## begin

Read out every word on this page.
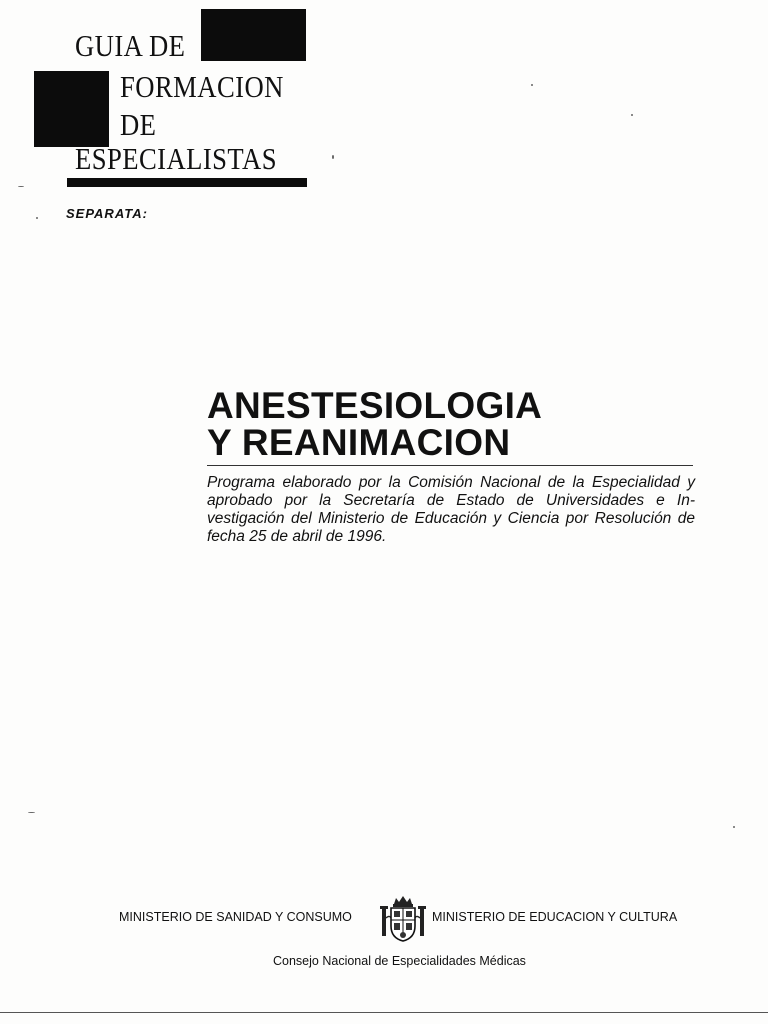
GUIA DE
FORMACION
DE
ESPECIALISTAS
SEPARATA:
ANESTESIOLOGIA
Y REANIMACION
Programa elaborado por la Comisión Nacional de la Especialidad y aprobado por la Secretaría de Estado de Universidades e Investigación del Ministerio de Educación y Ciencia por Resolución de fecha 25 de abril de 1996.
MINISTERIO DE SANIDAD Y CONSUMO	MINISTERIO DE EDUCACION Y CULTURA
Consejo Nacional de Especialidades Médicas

## end

- _What you have to do_
All of the material above is to be copied exactly, except for its images.

- _Task output_
Read out every word on this page.
GUIA DE
FORMACION
DE
ESPECIALISTAS
SEPARATA:
ANESTESIOLOGIA
Y REANIMACION
Programa elaborado por la Comisión Nacional de la Especialidad y aprobado por la Secretaría de Estado de Universidades e Investigación del Ministerio de Educación y Ciencia por Resolución de fecha 25 de abril de 1996.
MINISTERIO DE SANIDAD Y CONSUMO	MINISTERIO DE EDUCACION Y CULTURA
Consejo Nacional de Especialidades Médicas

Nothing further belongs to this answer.